### [Written exercise]
Find each line in the following listing that has the string "Read", then state the count and nothing else.

### [Rows]
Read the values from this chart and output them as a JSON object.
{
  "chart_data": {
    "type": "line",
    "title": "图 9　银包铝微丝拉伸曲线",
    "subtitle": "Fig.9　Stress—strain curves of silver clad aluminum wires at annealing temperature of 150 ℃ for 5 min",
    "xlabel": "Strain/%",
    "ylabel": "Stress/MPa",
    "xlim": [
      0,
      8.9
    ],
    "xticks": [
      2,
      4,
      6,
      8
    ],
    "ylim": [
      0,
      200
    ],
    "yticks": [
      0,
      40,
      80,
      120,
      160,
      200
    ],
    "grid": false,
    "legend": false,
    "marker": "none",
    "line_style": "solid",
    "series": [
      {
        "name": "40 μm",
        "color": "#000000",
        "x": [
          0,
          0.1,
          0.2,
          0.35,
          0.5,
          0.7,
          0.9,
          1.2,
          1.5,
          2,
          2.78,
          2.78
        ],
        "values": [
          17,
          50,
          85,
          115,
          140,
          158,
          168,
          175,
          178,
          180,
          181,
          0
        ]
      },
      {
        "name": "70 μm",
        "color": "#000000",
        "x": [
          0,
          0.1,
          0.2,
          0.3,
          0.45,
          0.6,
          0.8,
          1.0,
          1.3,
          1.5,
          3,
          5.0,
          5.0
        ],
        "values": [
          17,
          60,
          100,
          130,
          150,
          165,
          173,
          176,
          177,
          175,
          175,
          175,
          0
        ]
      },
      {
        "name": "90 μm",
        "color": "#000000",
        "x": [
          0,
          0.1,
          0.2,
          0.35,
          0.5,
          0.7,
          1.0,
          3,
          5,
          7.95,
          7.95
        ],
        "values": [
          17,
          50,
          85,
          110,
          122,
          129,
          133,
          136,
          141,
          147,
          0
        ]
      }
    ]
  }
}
---
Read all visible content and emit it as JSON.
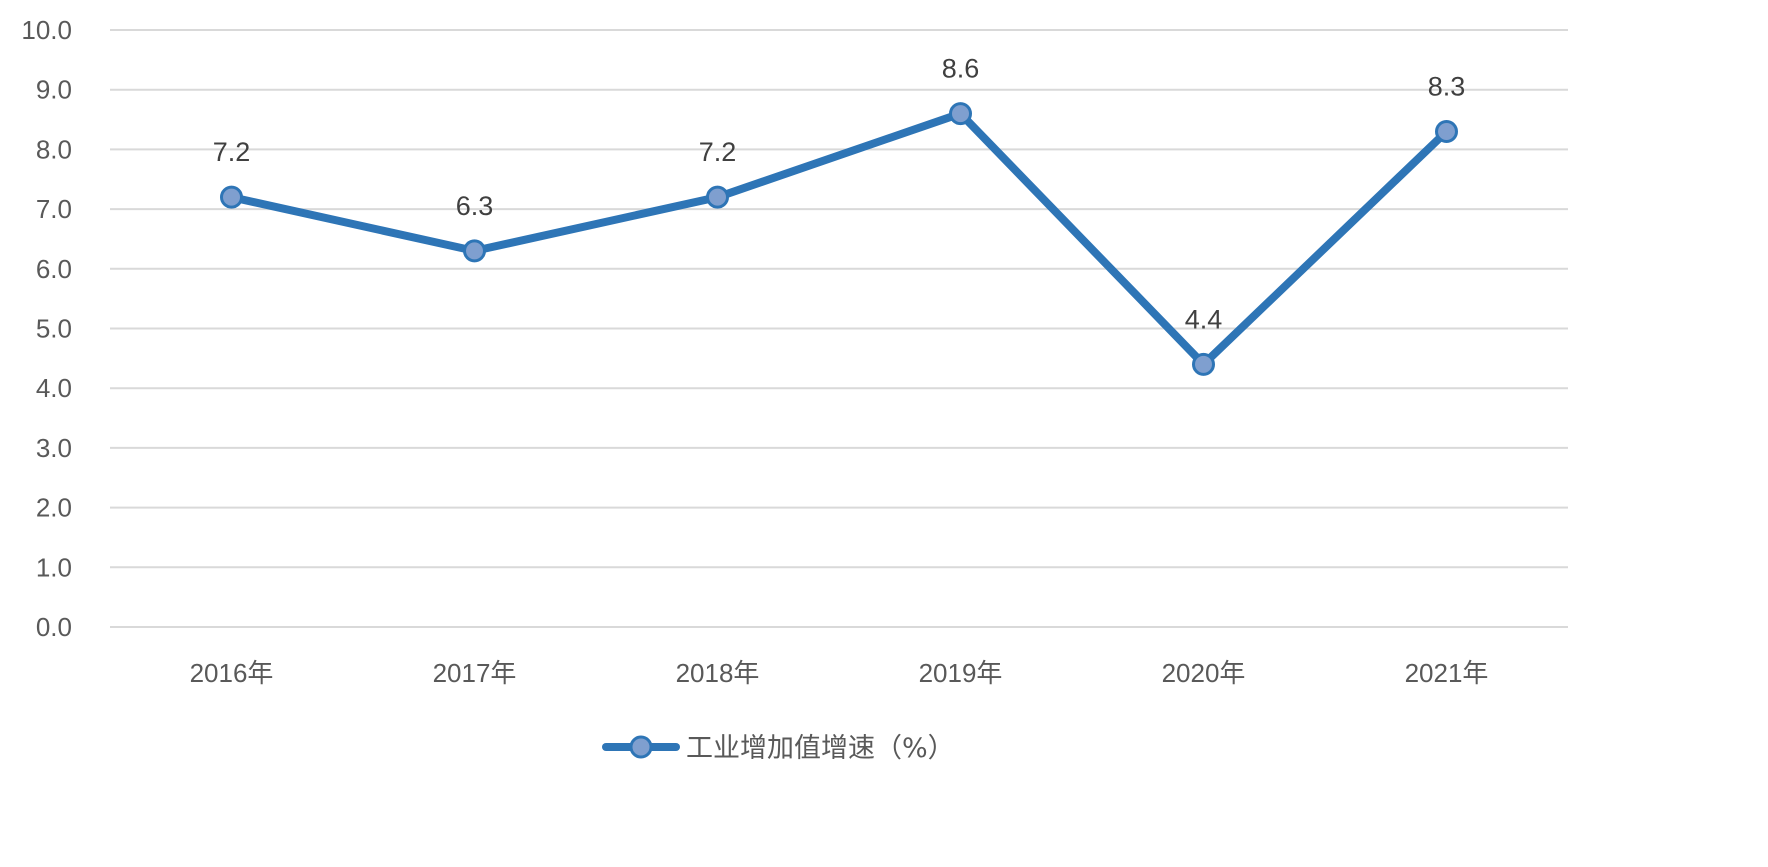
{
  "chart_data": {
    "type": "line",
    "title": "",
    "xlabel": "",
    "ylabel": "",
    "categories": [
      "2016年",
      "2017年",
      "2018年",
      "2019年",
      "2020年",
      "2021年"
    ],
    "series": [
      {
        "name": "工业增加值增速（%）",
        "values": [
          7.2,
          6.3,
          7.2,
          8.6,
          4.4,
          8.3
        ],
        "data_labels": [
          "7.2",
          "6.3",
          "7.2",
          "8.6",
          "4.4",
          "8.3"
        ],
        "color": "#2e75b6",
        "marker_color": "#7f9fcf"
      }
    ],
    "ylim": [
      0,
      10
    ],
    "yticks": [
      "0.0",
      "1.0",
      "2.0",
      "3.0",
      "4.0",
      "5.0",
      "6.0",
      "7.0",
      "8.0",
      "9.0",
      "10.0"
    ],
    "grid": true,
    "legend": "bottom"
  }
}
* * *
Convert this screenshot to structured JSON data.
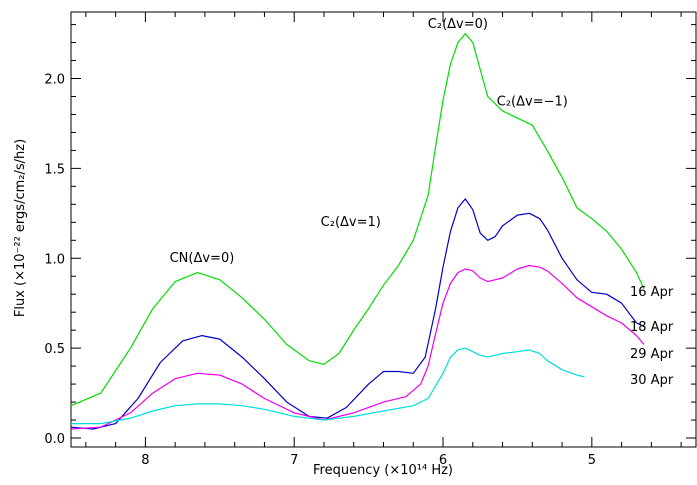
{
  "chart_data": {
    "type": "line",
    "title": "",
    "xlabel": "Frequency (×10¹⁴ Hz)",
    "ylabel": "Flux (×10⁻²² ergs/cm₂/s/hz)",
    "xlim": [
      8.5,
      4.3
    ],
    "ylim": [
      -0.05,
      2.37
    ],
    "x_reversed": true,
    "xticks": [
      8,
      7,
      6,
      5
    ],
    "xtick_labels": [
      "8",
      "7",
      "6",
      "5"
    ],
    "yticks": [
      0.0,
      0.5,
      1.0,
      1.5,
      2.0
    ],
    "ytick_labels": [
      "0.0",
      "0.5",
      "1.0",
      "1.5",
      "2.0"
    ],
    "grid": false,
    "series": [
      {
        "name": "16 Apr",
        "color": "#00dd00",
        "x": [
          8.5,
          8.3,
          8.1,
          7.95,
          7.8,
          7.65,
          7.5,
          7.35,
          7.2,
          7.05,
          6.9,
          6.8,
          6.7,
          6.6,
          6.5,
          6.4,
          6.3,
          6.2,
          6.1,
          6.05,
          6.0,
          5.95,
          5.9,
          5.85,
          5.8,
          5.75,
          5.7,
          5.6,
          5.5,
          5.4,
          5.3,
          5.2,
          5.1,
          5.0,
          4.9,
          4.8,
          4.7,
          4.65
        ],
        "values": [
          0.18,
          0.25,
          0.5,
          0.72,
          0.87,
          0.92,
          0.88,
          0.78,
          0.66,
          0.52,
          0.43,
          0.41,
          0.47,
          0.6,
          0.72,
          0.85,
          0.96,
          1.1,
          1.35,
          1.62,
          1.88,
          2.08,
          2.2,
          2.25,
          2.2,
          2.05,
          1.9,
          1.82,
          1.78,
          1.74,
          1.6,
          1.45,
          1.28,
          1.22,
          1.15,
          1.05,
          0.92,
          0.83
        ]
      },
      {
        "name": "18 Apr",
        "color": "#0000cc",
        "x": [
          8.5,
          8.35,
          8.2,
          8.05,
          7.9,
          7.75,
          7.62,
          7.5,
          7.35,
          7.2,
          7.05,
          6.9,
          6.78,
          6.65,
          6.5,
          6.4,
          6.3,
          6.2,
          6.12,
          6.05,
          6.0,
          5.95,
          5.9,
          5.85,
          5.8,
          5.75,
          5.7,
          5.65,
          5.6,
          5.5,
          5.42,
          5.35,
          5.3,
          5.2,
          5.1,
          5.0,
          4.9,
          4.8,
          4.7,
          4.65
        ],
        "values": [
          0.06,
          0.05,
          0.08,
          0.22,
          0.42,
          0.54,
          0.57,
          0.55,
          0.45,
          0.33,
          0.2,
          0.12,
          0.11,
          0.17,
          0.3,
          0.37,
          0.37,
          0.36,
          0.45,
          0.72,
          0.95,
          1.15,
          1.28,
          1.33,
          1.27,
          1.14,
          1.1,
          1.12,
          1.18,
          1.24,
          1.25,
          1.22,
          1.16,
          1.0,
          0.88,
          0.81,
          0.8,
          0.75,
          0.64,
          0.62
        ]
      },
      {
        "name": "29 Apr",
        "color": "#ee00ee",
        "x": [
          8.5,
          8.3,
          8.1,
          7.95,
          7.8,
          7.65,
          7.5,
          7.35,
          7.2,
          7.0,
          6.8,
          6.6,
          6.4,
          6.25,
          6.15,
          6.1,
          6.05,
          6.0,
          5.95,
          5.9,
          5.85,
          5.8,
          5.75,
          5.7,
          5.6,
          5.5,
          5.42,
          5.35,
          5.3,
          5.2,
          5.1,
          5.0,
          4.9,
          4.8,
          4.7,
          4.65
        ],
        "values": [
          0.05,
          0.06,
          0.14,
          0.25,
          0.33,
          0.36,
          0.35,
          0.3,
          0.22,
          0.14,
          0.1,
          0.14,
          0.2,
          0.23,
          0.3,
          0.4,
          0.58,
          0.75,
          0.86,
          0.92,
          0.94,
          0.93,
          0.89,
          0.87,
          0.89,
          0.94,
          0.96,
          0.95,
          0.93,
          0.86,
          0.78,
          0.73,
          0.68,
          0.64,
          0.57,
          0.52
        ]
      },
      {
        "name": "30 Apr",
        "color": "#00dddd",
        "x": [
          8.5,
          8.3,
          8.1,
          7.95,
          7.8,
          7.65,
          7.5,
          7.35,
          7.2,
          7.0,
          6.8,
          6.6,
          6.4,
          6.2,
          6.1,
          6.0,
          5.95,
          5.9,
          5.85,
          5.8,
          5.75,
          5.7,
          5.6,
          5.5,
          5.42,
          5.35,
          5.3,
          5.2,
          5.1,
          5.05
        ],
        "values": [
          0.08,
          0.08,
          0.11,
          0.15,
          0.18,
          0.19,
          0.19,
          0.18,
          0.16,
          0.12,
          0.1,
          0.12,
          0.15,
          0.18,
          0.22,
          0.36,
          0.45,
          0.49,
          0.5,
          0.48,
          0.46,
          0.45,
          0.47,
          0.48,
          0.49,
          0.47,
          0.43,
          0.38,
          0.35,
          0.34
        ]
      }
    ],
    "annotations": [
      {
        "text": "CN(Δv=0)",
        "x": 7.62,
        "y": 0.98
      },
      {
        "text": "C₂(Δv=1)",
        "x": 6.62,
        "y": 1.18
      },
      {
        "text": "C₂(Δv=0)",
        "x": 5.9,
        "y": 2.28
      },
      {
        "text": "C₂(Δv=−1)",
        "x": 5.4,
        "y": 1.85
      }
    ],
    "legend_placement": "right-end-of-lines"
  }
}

### [Answer below]
2